6th and 8th position at the NIPS 2013 Multi-label Bird Species Classification
The Bird NIPS4B competition asked participants to identify which of 87 sound classes of birds and their ecosystem are present into 1000 continuous wild recordings. The training dataset consisted of 687 labelled recordings. Hear the first and the second of these recordings for an example for Sylvia cantillans singing and Sylvia melanocephala calling on the one hand and Sylvia cantillans singing and Petronia petronie calling on the other hand.
Jinseok Nam together with Dong-Hyun Lee (Team ABIA) and Eneldo Loza Mencía (Team ELM@KE) achieved the 8th and 6th best performances, respectively, which were computed on 67% of the test set. During the competition the organizers continuously published the current results on the remaining 33% of the test set, where both teams finished 5th and 4th, respectively. But unfortunately the final ranking was computed on the other 67% of the test set, and when this ranking was revealed, we had to find out that we were eventually overtaken by a very small margin on this relevant test set. There were 32 competitors in total.
The first three competitors used advanced and sophisticated techniques for audio processing, and this is reflected by the margin to the remaining competitors. We are in the next block of competitors who (presumably) did not have any special experience with audio processing. However, by adapting deep learning techniques and optimizing (multi-label) machine learning approaches we managed to be on top of this group.

**DATA**
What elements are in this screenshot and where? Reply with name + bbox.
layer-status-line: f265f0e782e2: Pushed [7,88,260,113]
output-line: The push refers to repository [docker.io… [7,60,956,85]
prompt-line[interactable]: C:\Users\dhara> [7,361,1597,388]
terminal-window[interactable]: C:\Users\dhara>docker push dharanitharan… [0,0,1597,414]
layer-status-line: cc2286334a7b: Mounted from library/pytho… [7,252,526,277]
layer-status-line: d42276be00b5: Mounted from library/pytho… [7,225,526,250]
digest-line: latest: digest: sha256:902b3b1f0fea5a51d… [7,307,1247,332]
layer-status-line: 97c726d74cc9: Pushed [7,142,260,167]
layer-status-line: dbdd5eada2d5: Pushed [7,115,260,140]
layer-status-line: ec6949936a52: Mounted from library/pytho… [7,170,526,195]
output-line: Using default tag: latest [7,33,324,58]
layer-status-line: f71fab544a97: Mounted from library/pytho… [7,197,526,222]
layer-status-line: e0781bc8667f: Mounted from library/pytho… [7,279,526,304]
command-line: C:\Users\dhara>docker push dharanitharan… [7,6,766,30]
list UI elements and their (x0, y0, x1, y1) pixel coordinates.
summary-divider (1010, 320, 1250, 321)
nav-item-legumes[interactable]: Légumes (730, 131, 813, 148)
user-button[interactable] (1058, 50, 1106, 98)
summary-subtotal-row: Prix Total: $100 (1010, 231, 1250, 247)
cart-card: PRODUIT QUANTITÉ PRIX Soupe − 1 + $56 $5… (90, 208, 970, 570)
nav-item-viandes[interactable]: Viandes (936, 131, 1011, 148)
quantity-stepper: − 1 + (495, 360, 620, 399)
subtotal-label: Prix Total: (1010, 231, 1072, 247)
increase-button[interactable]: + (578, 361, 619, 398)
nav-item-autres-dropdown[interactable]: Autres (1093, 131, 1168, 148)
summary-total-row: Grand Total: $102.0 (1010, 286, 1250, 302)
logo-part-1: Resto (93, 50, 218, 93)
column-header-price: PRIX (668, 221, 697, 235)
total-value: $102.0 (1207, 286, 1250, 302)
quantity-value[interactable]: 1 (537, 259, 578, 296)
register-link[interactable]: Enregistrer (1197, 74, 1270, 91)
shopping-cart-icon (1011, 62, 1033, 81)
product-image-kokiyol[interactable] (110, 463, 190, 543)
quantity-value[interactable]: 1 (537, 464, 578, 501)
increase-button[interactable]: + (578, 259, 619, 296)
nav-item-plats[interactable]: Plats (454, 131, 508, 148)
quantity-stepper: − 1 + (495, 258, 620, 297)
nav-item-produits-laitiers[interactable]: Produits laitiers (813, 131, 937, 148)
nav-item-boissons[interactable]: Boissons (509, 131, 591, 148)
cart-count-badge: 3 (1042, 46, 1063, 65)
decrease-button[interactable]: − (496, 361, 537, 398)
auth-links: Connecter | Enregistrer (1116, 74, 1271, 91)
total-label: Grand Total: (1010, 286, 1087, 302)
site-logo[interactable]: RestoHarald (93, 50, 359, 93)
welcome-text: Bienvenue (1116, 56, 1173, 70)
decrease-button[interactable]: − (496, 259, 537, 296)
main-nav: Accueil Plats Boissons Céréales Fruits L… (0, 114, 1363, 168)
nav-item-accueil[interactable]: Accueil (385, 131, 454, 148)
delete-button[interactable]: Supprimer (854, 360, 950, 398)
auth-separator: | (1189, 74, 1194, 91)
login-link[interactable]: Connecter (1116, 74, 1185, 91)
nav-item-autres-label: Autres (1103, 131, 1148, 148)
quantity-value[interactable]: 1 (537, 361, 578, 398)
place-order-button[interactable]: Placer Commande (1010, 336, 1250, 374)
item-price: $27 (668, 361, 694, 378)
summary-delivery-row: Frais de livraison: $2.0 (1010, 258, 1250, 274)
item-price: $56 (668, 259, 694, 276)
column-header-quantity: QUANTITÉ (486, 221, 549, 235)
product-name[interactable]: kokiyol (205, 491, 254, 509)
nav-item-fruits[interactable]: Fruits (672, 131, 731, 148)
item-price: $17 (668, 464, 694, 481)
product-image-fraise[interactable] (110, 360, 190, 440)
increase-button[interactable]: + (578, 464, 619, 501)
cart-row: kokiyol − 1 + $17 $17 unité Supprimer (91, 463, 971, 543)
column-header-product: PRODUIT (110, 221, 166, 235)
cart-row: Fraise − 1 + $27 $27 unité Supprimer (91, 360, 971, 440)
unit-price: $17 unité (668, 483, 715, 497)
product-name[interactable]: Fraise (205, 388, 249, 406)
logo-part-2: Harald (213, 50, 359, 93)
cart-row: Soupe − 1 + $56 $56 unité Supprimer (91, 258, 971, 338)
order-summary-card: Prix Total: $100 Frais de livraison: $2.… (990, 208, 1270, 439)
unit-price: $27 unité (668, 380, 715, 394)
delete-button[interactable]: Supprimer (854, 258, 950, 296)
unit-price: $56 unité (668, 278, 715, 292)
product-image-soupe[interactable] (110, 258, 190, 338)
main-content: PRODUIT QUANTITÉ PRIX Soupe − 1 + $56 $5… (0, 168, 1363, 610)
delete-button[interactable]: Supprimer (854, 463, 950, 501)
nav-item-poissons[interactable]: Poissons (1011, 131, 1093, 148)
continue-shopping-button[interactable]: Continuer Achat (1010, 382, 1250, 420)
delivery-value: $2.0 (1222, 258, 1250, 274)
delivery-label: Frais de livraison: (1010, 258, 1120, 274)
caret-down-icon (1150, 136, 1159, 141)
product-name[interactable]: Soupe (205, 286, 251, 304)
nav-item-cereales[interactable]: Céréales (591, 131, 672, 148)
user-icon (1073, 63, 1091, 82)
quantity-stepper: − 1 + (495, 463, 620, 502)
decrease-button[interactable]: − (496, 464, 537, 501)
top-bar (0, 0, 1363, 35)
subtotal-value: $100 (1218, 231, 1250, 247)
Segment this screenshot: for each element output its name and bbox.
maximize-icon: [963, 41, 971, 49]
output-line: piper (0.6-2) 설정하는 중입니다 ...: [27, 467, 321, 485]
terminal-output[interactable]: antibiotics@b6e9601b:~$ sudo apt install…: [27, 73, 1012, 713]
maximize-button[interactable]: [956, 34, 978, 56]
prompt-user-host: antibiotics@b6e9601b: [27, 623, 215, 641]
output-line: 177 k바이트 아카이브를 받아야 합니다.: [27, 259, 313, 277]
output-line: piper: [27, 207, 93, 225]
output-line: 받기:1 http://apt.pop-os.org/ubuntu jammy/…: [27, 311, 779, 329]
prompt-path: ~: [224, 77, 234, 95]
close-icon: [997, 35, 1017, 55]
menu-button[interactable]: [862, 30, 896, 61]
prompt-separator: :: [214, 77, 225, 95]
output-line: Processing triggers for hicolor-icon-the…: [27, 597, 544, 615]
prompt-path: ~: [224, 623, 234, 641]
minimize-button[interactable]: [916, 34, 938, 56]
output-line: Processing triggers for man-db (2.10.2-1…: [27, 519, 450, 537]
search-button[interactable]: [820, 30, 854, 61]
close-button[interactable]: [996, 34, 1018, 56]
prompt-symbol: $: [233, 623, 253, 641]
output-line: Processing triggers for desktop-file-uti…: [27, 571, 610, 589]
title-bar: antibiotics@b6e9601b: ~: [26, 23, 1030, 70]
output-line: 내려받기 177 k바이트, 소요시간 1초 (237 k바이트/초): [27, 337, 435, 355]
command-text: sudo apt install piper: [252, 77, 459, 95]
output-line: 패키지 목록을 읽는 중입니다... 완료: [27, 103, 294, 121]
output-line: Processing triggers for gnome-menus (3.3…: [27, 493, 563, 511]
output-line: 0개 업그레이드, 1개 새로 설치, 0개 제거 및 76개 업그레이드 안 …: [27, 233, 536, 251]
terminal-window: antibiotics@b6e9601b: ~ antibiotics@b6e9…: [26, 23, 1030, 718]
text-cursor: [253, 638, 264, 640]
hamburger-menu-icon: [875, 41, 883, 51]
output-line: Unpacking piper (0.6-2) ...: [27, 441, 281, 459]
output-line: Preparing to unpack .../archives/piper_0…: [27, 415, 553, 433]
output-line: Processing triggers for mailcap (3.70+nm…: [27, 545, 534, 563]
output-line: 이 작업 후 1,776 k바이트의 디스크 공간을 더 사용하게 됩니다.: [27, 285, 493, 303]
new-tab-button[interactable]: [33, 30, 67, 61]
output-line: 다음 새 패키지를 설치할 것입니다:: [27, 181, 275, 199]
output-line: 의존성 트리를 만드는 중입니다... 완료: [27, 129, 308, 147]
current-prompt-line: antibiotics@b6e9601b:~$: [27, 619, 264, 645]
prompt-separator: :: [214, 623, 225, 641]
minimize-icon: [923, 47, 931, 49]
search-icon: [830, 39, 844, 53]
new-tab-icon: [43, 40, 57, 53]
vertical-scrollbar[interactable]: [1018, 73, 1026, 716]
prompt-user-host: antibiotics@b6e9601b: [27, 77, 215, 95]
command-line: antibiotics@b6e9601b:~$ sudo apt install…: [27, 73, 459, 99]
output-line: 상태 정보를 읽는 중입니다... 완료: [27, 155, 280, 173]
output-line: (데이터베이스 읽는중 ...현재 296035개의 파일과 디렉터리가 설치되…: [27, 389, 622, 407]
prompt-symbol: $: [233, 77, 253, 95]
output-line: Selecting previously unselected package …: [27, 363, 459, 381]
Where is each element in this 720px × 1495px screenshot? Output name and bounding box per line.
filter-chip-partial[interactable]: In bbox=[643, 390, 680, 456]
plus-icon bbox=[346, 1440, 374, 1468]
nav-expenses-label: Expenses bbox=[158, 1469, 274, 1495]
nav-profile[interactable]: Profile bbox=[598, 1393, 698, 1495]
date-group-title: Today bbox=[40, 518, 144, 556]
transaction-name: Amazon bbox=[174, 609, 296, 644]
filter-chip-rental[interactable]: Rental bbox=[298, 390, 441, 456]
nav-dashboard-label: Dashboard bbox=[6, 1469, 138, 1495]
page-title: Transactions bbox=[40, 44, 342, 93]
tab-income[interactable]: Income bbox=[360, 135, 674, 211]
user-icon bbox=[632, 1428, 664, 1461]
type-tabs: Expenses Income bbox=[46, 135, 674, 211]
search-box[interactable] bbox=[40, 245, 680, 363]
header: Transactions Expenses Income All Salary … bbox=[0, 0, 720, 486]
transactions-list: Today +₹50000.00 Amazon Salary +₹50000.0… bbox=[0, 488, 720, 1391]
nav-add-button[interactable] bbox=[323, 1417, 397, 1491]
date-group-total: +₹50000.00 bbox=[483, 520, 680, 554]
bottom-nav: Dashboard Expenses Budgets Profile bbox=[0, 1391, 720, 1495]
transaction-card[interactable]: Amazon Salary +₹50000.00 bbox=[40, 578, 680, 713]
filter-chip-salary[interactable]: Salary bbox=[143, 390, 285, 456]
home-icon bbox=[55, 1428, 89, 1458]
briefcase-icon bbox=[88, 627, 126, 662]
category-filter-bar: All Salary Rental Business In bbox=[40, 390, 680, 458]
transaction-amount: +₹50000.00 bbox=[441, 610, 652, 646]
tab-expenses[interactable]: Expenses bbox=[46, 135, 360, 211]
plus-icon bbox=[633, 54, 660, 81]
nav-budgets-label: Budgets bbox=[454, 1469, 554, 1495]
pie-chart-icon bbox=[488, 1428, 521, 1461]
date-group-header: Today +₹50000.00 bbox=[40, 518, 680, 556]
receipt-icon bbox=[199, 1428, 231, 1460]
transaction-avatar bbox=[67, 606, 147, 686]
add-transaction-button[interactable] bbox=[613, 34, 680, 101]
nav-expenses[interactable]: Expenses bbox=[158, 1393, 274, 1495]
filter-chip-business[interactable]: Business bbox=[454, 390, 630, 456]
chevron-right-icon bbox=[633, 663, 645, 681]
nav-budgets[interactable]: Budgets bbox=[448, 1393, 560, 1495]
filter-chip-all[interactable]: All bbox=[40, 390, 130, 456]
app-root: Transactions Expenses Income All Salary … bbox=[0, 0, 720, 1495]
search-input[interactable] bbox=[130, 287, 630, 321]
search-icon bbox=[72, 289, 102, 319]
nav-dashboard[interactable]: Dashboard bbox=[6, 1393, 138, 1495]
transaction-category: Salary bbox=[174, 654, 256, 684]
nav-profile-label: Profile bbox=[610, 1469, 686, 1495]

**EXERCISES TO COMPLETE**
• a. How many labelled recordings made up the training dataset in the bird classification text?
• b. Repeat word for word the stretch of the bird classification text from "6th and 8th" through "the other hand.".
The records have no connection to the text.

**RESPONSES TO THE TASKS**
• a. 687 labelled recordings.

• b.
6th and 8th position at the NIPS 2013 Multi-label Bird Species Classification
The Bird NIPS4B competition asked participants to identify which of 87 sound classes of birds and their ecosystem are present into 1000 continuous wild recordings. The training dataset consisted of 687 labelled recordings. Hear the first and the second of these recordings for an example for Sylvia cantillans singing and Sylvia melanocephala calling on the one hand and Sylvia cantillans singing and Petronia petronie calling on the other hand.